[Dataset records]

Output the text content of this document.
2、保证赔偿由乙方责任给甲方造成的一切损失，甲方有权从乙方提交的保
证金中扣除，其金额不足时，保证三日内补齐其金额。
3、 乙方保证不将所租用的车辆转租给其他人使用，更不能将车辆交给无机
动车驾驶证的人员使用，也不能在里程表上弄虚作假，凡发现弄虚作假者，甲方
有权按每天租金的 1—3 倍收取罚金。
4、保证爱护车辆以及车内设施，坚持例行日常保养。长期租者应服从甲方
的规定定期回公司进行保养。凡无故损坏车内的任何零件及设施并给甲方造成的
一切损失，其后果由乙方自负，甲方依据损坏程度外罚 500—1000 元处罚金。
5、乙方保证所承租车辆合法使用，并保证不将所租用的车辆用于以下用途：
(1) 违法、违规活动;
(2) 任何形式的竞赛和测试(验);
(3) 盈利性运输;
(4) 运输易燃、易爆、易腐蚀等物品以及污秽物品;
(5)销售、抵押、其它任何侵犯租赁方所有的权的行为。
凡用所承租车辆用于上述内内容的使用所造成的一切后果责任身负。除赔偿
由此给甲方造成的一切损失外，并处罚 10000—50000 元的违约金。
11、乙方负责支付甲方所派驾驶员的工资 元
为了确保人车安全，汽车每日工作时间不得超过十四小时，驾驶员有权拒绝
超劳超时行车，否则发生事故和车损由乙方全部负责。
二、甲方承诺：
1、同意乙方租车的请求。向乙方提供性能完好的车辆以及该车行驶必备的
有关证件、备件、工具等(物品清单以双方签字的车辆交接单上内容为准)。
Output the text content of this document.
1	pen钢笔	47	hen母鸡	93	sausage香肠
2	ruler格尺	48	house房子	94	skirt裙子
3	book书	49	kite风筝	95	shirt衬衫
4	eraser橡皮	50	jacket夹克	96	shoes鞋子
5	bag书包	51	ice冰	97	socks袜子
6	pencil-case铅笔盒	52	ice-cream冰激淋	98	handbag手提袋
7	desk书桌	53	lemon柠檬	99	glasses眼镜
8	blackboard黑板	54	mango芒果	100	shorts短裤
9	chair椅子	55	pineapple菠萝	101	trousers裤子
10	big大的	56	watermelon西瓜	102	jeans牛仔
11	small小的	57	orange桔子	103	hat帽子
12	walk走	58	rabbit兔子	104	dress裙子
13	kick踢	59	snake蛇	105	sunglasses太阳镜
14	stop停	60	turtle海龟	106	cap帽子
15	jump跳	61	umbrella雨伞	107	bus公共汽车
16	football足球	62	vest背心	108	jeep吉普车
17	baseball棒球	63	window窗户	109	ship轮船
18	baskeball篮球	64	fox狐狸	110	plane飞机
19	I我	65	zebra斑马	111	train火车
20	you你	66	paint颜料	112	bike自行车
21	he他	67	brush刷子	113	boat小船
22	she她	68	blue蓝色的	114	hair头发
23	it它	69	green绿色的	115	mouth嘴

■ What you need to do: Return all of the data exactly as it reads.

■ Result of the exercise:
Output the text content of this document.
2、保证赔偿由乙方责任给甲方造成的一切损失，甲方有权从乙方提交的保
证金中扣除，其金额不足时，保证三日内补齐其金额。
3、 乙方保证不将所租用的车辆转租给其他人使用，更不能将车辆交给无机
动车驾驶证的人员使用，也不能在里程表上弄虚作假，凡发现弄虚作假者，甲方
有权按每天租金的 1—3 倍收取罚金。
4、保证爱护车辆以及车内设施，坚持例行日常保养。长期租者应服从甲方
的规定定期回公司进行保养。凡无故损坏车内的任何零件及设施并给甲方造成的
一切损失，其后果由乙方自负，甲方依据损坏程度外罚 500—1000 元处罚金。
5、乙方保证所承租车辆合法使用，并保证不将所租用的车辆用于以下用途：
(1) 违法、违规活动;
(2) 任何形式的竞赛和测试(验);
(3) 盈利性运输;
(4) 运输易燃、易爆、易腐蚀等物品以及污秽物品;
(5)销售、抵押、其它任何侵犯租赁方所有的权的行为。
凡用所承租车辆用于上述内内容的使用所造成的一切后果责任身负。除赔偿
由此给甲方造成的一切损失外，并处罚 10000—50000 元的违约金。
11、乙方负责支付甲方所派驾驶员的工资 元
为了确保人车安全，汽车每日工作时间不得超过十四小时，驾驶员有权拒绝
超劳超时行车，否则发生事故和车损由乙方全部负责。
二、甲方承诺：
1、同意乙方租车的请求。向乙方提供性能完好的车辆以及该车行驶必备的
有关证件、备件、工具等(物品清单以双方签字的车辆交接单上内容为准)。
Output the text content of this document.
1	pen钢笔	47	hen母鸡	93	sausage香肠
2	ruler格尺	48	house房子	94	skirt裙子
3	book书	49	kite风筝	95	shirt衬衫
4	eraser橡皮	50	jacket夹克	96	shoes鞋子
5	bag书包	51	ice冰	97	socks袜子
6	pencil-case铅笔盒	52	ice-cream冰激淋	98	handbag手提袋
7	desk书桌	53	lemon柠檬	99	glasses眼镜
8	blackboard黑板	54	mango芒果	100	shorts短裤
9	chair椅子	55	pineapple菠萝	101	trousers裤子
10	big大的	56	watermelon西瓜	102	jeans牛仔
11	small小的	57	orange桔子	103	hat帽子
12	walk走	58	rabbit兔子	104	dress裙子
13	kick踢	59	snake蛇	105	sunglasses太阳镜
14	stop停	60	turtle海龟	106	cap帽子
15	jump跳	61	umbrella雨伞	107	bus公共汽车
16	football足球	62	vest背心	108	jeep吉普车
17	baseball棒球	63	window窗户	109	ship轮船
18	baskeball篮球	64	fox狐狸	110	plane飞机
19	I我	65	zebra斑马	111	train火车
20	you你	66	paint颜料	112	bike自行车
21	he他	67	brush刷子	113	boat小船
22	she她	68	blue蓝色的	114	hair头发
23	it它	69	green绿色的	115	mouth嘴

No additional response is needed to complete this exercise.